[Start MATERIAL SUPPLIED]

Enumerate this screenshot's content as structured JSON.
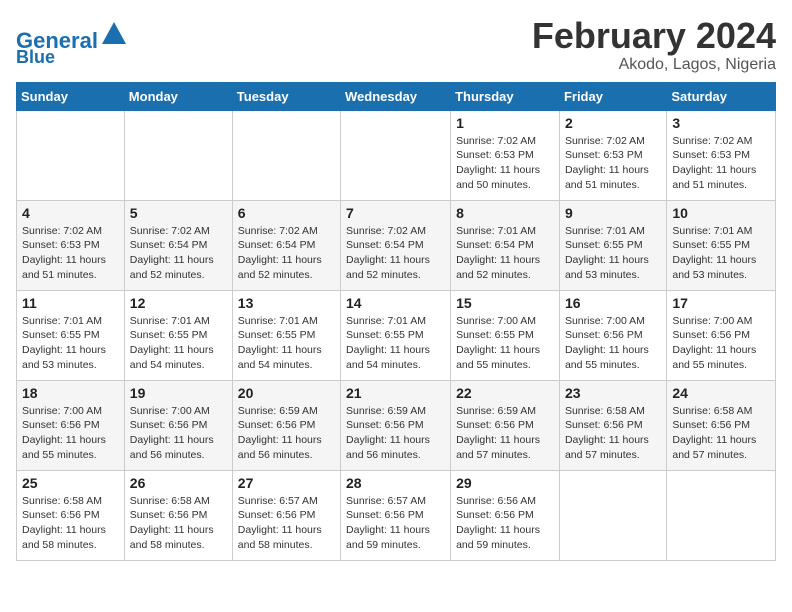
{
  "header": {
    "logo_text_general": "General",
    "logo_text_blue": "Blue",
    "month_year": "February 2024",
    "location": "Akodo, Lagos, Nigeria"
  },
  "weekdays": [
    "Sunday",
    "Monday",
    "Tuesday",
    "Wednesday",
    "Thursday",
    "Friday",
    "Saturday"
  ],
  "weeks": [
    [
      {
        "day": "",
        "sunrise": "",
        "sunset": "",
        "daylight": ""
      },
      {
        "day": "",
        "sunrise": "",
        "sunset": "",
        "daylight": ""
      },
      {
        "day": "",
        "sunrise": "",
        "sunset": "",
        "daylight": ""
      },
      {
        "day": "",
        "sunrise": "",
        "sunset": "",
        "daylight": ""
      },
      {
        "day": "1",
        "sunrise": "Sunrise: 7:02 AM",
        "sunset": "Sunset: 6:53 PM",
        "daylight": "Daylight: 11 hours and 50 minutes."
      },
      {
        "day": "2",
        "sunrise": "Sunrise: 7:02 AM",
        "sunset": "Sunset: 6:53 PM",
        "daylight": "Daylight: 11 hours and 51 minutes."
      },
      {
        "day": "3",
        "sunrise": "Sunrise: 7:02 AM",
        "sunset": "Sunset: 6:53 PM",
        "daylight": "Daylight: 11 hours and 51 minutes."
      }
    ],
    [
      {
        "day": "4",
        "sunrise": "Sunrise: 7:02 AM",
        "sunset": "Sunset: 6:53 PM",
        "daylight": "Daylight: 11 hours and 51 minutes."
      },
      {
        "day": "5",
        "sunrise": "Sunrise: 7:02 AM",
        "sunset": "Sunset: 6:54 PM",
        "daylight": "Daylight: 11 hours and 52 minutes."
      },
      {
        "day": "6",
        "sunrise": "Sunrise: 7:02 AM",
        "sunset": "Sunset: 6:54 PM",
        "daylight": "Daylight: 11 hours and 52 minutes."
      },
      {
        "day": "7",
        "sunrise": "Sunrise: 7:02 AM",
        "sunset": "Sunset: 6:54 PM",
        "daylight": "Daylight: 11 hours and 52 minutes."
      },
      {
        "day": "8",
        "sunrise": "Sunrise: 7:01 AM",
        "sunset": "Sunset: 6:54 PM",
        "daylight": "Daylight: 11 hours and 52 minutes."
      },
      {
        "day": "9",
        "sunrise": "Sunrise: 7:01 AM",
        "sunset": "Sunset: 6:55 PM",
        "daylight": "Daylight: 11 hours and 53 minutes."
      },
      {
        "day": "10",
        "sunrise": "Sunrise: 7:01 AM",
        "sunset": "Sunset: 6:55 PM",
        "daylight": "Daylight: 11 hours and 53 minutes."
      }
    ],
    [
      {
        "day": "11",
        "sunrise": "Sunrise: 7:01 AM",
        "sunset": "Sunset: 6:55 PM",
        "daylight": "Daylight: 11 hours and 53 minutes."
      },
      {
        "day": "12",
        "sunrise": "Sunrise: 7:01 AM",
        "sunset": "Sunset: 6:55 PM",
        "daylight": "Daylight: 11 hours and 54 minutes."
      },
      {
        "day": "13",
        "sunrise": "Sunrise: 7:01 AM",
        "sunset": "Sunset: 6:55 PM",
        "daylight": "Daylight: 11 hours and 54 minutes."
      },
      {
        "day": "14",
        "sunrise": "Sunrise: 7:01 AM",
        "sunset": "Sunset: 6:55 PM",
        "daylight": "Daylight: 11 hours and 54 minutes."
      },
      {
        "day": "15",
        "sunrise": "Sunrise: 7:00 AM",
        "sunset": "Sunset: 6:55 PM",
        "daylight": "Daylight: 11 hours and 55 minutes."
      },
      {
        "day": "16",
        "sunrise": "Sunrise: 7:00 AM",
        "sunset": "Sunset: 6:56 PM",
        "daylight": "Daylight: 11 hours and 55 minutes."
      },
      {
        "day": "17",
        "sunrise": "Sunrise: 7:00 AM",
        "sunset": "Sunset: 6:56 PM",
        "daylight": "Daylight: 11 hours and 55 minutes."
      }
    ],
    [
      {
        "day": "18",
        "sunrise": "Sunrise: 7:00 AM",
        "sunset": "Sunset: 6:56 PM",
        "daylight": "Daylight: 11 hours and 55 minutes."
      },
      {
        "day": "19",
        "sunrise": "Sunrise: 7:00 AM",
        "sunset": "Sunset: 6:56 PM",
        "daylight": "Daylight: 11 hours and 56 minutes."
      },
      {
        "day": "20",
        "sunrise": "Sunrise: 6:59 AM",
        "sunset": "Sunset: 6:56 PM",
        "daylight": "Daylight: 11 hours and 56 minutes."
      },
      {
        "day": "21",
        "sunrise": "Sunrise: 6:59 AM",
        "sunset": "Sunset: 6:56 PM",
        "daylight": "Daylight: 11 hours and 56 minutes."
      },
      {
        "day": "22",
        "sunrise": "Sunrise: 6:59 AM",
        "sunset": "Sunset: 6:56 PM",
        "daylight": "Daylight: 11 hours and 57 minutes."
      },
      {
        "day": "23",
        "sunrise": "Sunrise: 6:58 AM",
        "sunset": "Sunset: 6:56 PM",
        "daylight": "Daylight: 11 hours and 57 minutes."
      },
      {
        "day": "24",
        "sunrise": "Sunrise: 6:58 AM",
        "sunset": "Sunset: 6:56 PM",
        "daylight": "Daylight: 11 hours and 57 minutes."
      }
    ],
    [
      {
        "day": "25",
        "sunrise": "Sunrise: 6:58 AM",
        "sunset": "Sunset: 6:56 PM",
        "daylight": "Daylight: 11 hours and 58 minutes."
      },
      {
        "day": "26",
        "sunrise": "Sunrise: 6:58 AM",
        "sunset": "Sunset: 6:56 PM",
        "daylight": "Daylight: 11 hours and 58 minutes."
      },
      {
        "day": "27",
        "sunrise": "Sunrise: 6:57 AM",
        "sunset": "Sunset: 6:56 PM",
        "daylight": "Daylight: 11 hours and 58 minutes."
      },
      {
        "day": "28",
        "sunrise": "Sunrise: 6:57 AM",
        "sunset": "Sunset: 6:56 PM",
        "daylight": "Daylight: 11 hours and 59 minutes."
      },
      {
        "day": "29",
        "sunrise": "Sunrise: 6:56 AM",
        "sunset": "Sunset: 6:56 PM",
        "daylight": "Daylight: 11 hours and 59 minutes."
      },
      {
        "day": "",
        "sunrise": "",
        "sunset": "",
        "daylight": ""
      },
      {
        "day": "",
        "sunrise": "",
        "sunset": "",
        "daylight": ""
      }
    ]
  ]
}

[End MATERIAL SUPPLIED]

Transcribe each entry precisely as given, leaving the pictures out.

▶ _ANSWER BELOW_:
Enumerate this screenshot's content as structured JSON.
{
  "header": {
    "logo_text_general": "General",
    "logo_text_blue": "Blue",
    "month_year": "February 2024",
    "location": "Akodo, Lagos, Nigeria"
  },
  "weekdays": [
    "Sunday",
    "Monday",
    "Tuesday",
    "Wednesday",
    "Thursday",
    "Friday",
    "Saturday"
  ],
  "weeks": [
    [
      {
        "day": "",
        "sunrise": "",
        "sunset": "",
        "daylight": ""
      },
      {
        "day": "",
        "sunrise": "",
        "sunset": "",
        "daylight": ""
      },
      {
        "day": "",
        "sunrise": "",
        "sunset": "",
        "daylight": ""
      },
      {
        "day": "",
        "sunrise": "",
        "sunset": "",
        "daylight": ""
      },
      {
        "day": "1",
        "sunrise": "Sunrise: 7:02 AM",
        "sunset": "Sunset: 6:53 PM",
        "daylight": "Daylight: 11 hours and 50 minutes."
      },
      {
        "day": "2",
        "sunrise": "Sunrise: 7:02 AM",
        "sunset": "Sunset: 6:53 PM",
        "daylight": "Daylight: 11 hours and 51 minutes."
      },
      {
        "day": "3",
        "sunrise": "Sunrise: 7:02 AM",
        "sunset": "Sunset: 6:53 PM",
        "daylight": "Daylight: 11 hours and 51 minutes."
      }
    ],
    [
      {
        "day": "4",
        "sunrise": "Sunrise: 7:02 AM",
        "sunset": "Sunset: 6:53 PM",
        "daylight": "Daylight: 11 hours and 51 minutes."
      },
      {
        "day": "5",
        "sunrise": "Sunrise: 7:02 AM",
        "sunset": "Sunset: 6:54 PM",
        "daylight": "Daylight: 11 hours and 52 minutes."
      },
      {
        "day": "6",
        "sunrise": "Sunrise: 7:02 AM",
        "sunset": "Sunset: 6:54 PM",
        "daylight": "Daylight: 11 hours and 52 minutes."
      },
      {
        "day": "7",
        "sunrise": "Sunrise: 7:02 AM",
        "sunset": "Sunset: 6:54 PM",
        "daylight": "Daylight: 11 hours and 52 minutes."
      },
      {
        "day": "8",
        "sunrise": "Sunrise: 7:01 AM",
        "sunset": "Sunset: 6:54 PM",
        "daylight": "Daylight: 11 hours and 52 minutes."
      },
      {
        "day": "9",
        "sunrise": "Sunrise: 7:01 AM",
        "sunset": "Sunset: 6:55 PM",
        "daylight": "Daylight: 11 hours and 53 minutes."
      },
      {
        "day": "10",
        "sunrise": "Sunrise: 7:01 AM",
        "sunset": "Sunset: 6:55 PM",
        "daylight": "Daylight: 11 hours and 53 minutes."
      }
    ],
    [
      {
        "day": "11",
        "sunrise": "Sunrise: 7:01 AM",
        "sunset": "Sunset: 6:55 PM",
        "daylight": "Daylight: 11 hours and 53 minutes."
      },
      {
        "day": "12",
        "sunrise": "Sunrise: 7:01 AM",
        "sunset": "Sunset: 6:55 PM",
        "daylight": "Daylight: 11 hours and 54 minutes."
      },
      {
        "day": "13",
        "sunrise": "Sunrise: 7:01 AM",
        "sunset": "Sunset: 6:55 PM",
        "daylight": "Daylight: 11 hours and 54 minutes."
      },
      {
        "day": "14",
        "sunrise": "Sunrise: 7:01 AM",
        "sunset": "Sunset: 6:55 PM",
        "daylight": "Daylight: 11 hours and 54 minutes."
      },
      {
        "day": "15",
        "sunrise": "Sunrise: 7:00 AM",
        "sunset": "Sunset: 6:55 PM",
        "daylight": "Daylight: 11 hours and 55 minutes."
      },
      {
        "day": "16",
        "sunrise": "Sunrise: 7:00 AM",
        "sunset": "Sunset: 6:56 PM",
        "daylight": "Daylight: 11 hours and 55 minutes."
      },
      {
        "day": "17",
        "sunrise": "Sunrise: 7:00 AM",
        "sunset": "Sunset: 6:56 PM",
        "daylight": "Daylight: 11 hours and 55 minutes."
      }
    ],
    [
      {
        "day": "18",
        "sunrise": "Sunrise: 7:00 AM",
        "sunset": "Sunset: 6:56 PM",
        "daylight": "Daylight: 11 hours and 55 minutes."
      },
      {
        "day": "19",
        "sunrise": "Sunrise: 7:00 AM",
        "sunset": "Sunset: 6:56 PM",
        "daylight": "Daylight: 11 hours and 56 minutes."
      },
      {
        "day": "20",
        "sunrise": "Sunrise: 6:59 AM",
        "sunset": "Sunset: 6:56 PM",
        "daylight": "Daylight: 11 hours and 56 minutes."
      },
      {
        "day": "21",
        "sunrise": "Sunrise: 6:59 AM",
        "sunset": "Sunset: 6:56 PM",
        "daylight": "Daylight: 11 hours and 56 minutes."
      },
      {
        "day": "22",
        "sunrise": "Sunrise: 6:59 AM",
        "sunset": "Sunset: 6:56 PM",
        "daylight": "Daylight: 11 hours and 57 minutes."
      },
      {
        "day": "23",
        "sunrise": "Sunrise: 6:58 AM",
        "sunset": "Sunset: 6:56 PM",
        "daylight": "Daylight: 11 hours and 57 minutes."
      },
      {
        "day": "24",
        "sunrise": "Sunrise: 6:58 AM",
        "sunset": "Sunset: 6:56 PM",
        "daylight": "Daylight: 11 hours and 57 minutes."
      }
    ],
    [
      {
        "day": "25",
        "sunrise": "Sunrise: 6:58 AM",
        "sunset": "Sunset: 6:56 PM",
        "daylight": "Daylight: 11 hours and 58 minutes."
      },
      {
        "day": "26",
        "sunrise": "Sunrise: 6:58 AM",
        "sunset": "Sunset: 6:56 PM",
        "daylight": "Daylight: 11 hours and 58 minutes."
      },
      {
        "day": "27",
        "sunrise": "Sunrise: 6:57 AM",
        "sunset": "Sunset: 6:56 PM",
        "daylight": "Daylight: 11 hours and 58 minutes."
      },
      {
        "day": "28",
        "sunrise": "Sunrise: 6:57 AM",
        "sunset": "Sunset: 6:56 PM",
        "daylight": "Daylight: 11 hours and 59 minutes."
      },
      {
        "day": "29",
        "sunrise": "Sunrise: 6:56 AM",
        "sunset": "Sunset: 6:56 PM",
        "daylight": "Daylight: 11 hours and 59 minutes."
      },
      {
        "day": "",
        "sunrise": "",
        "sunset": "",
        "daylight": ""
      },
      {
        "day": "",
        "sunrise": "",
        "sunset": "",
        "daylight": ""
      }
    ]
  ]
}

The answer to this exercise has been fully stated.